GIVEN INSTRUCTION: Please pull out every line that includes the string "headline".

SUPPLIED RECORDS:
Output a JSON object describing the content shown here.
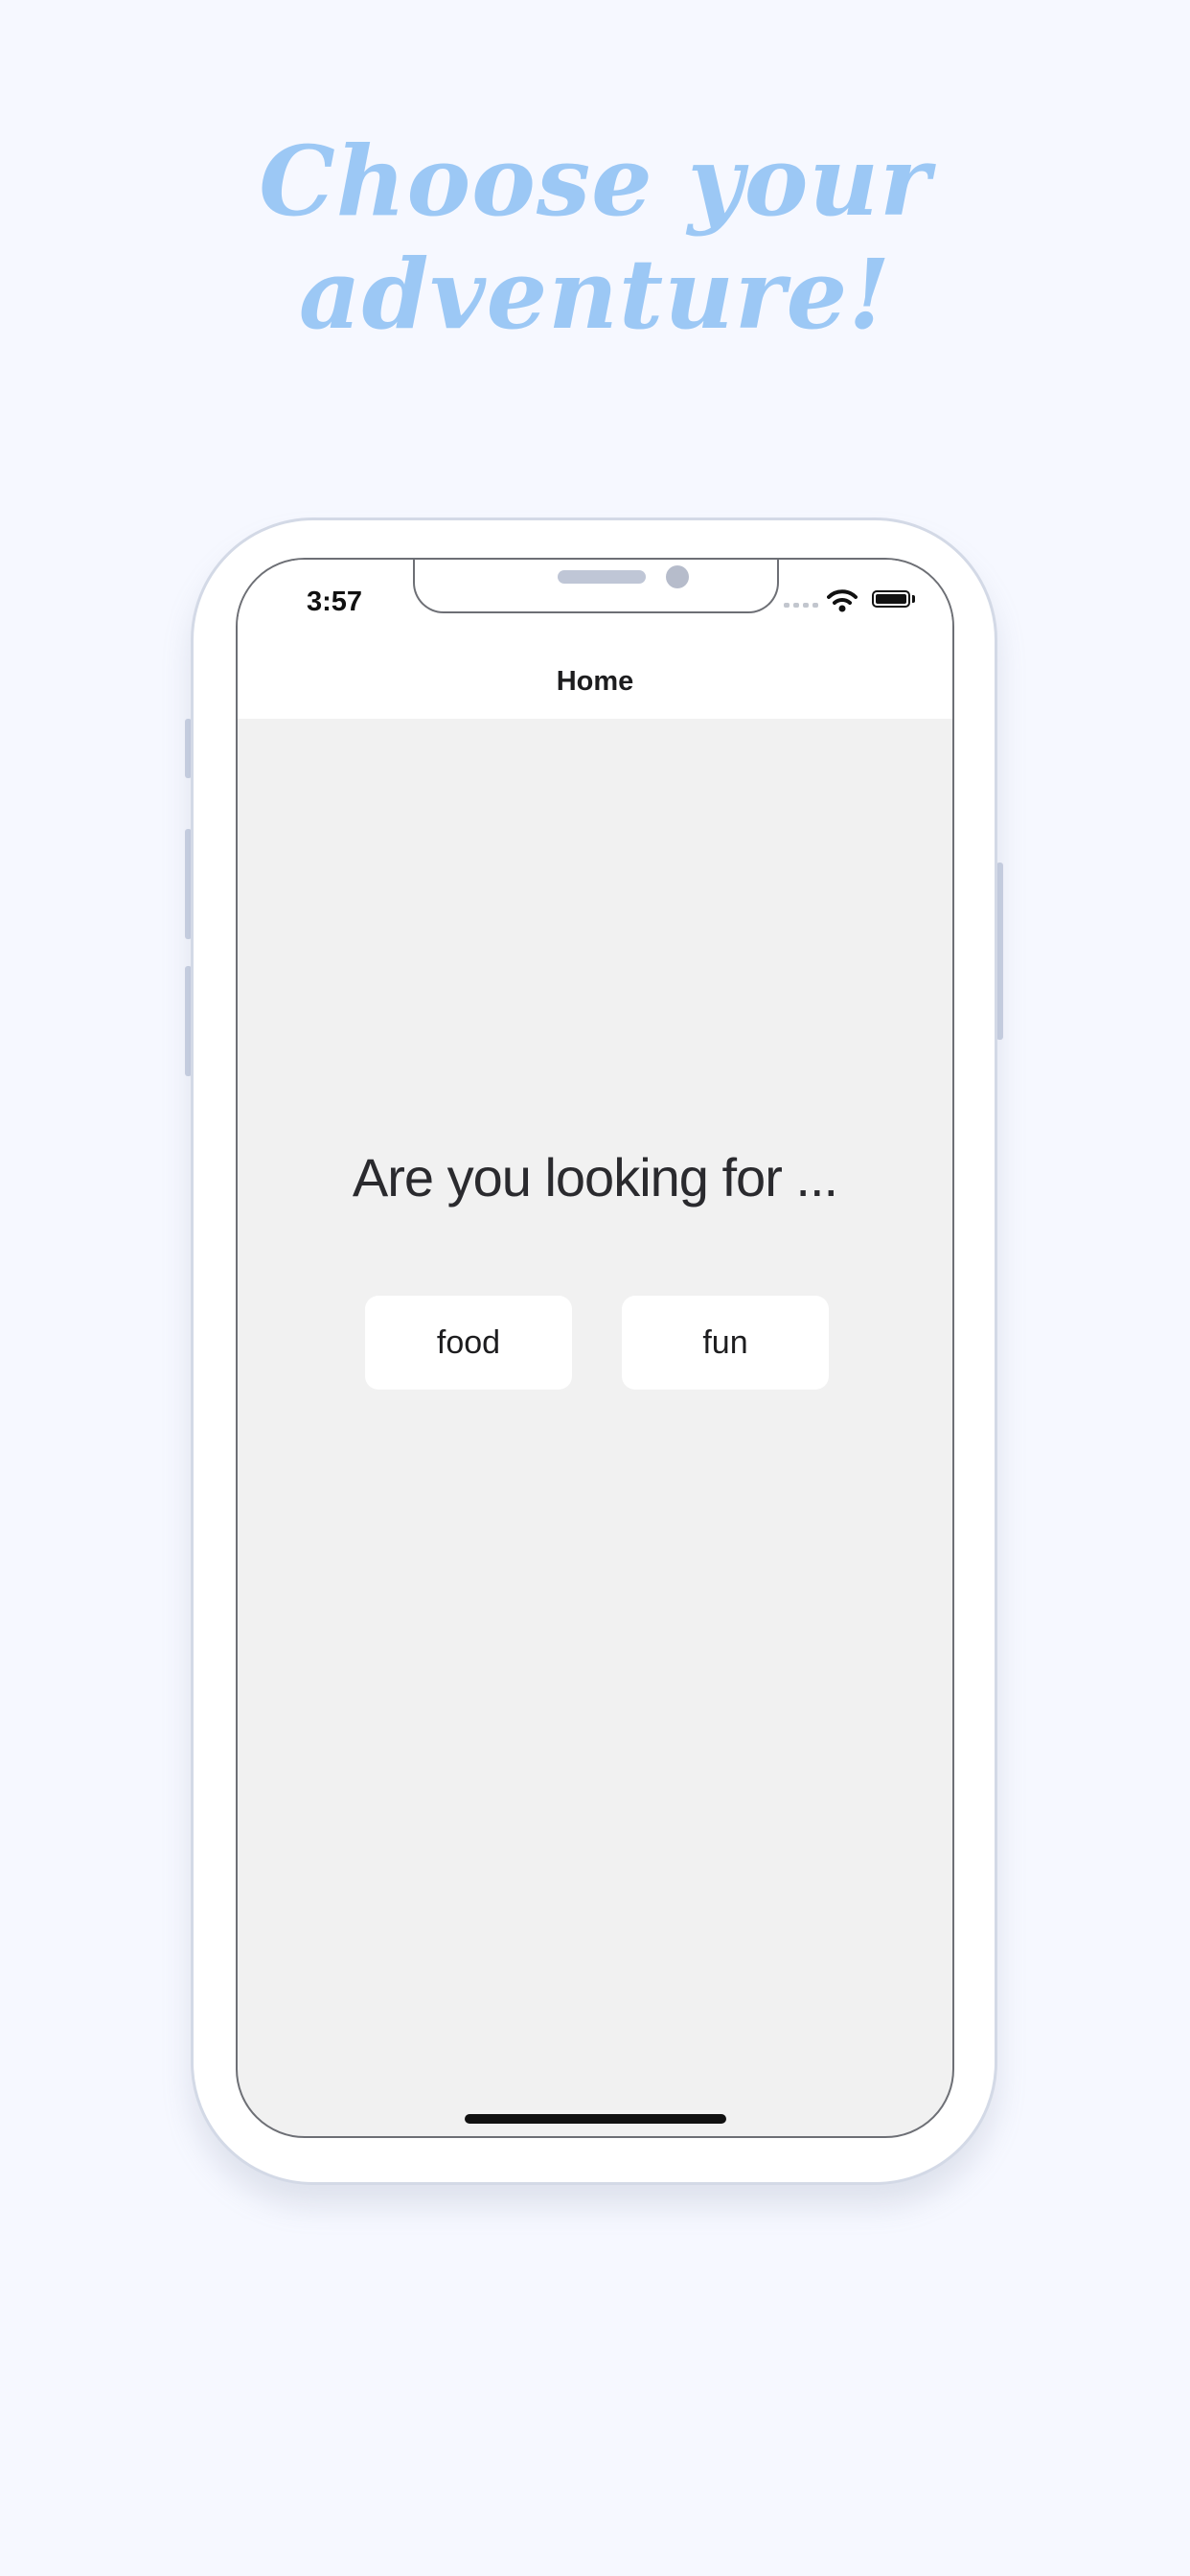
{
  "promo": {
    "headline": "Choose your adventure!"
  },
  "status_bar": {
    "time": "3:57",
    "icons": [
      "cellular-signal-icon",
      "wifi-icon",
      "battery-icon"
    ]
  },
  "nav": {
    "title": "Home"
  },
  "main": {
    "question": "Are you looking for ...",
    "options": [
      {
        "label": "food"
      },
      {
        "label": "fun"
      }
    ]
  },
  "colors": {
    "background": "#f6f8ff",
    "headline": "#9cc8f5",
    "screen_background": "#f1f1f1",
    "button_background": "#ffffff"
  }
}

EXPECTED ANSWER:
    "headline": "Choose your adventure!"
    "headline": "#9cc8f5",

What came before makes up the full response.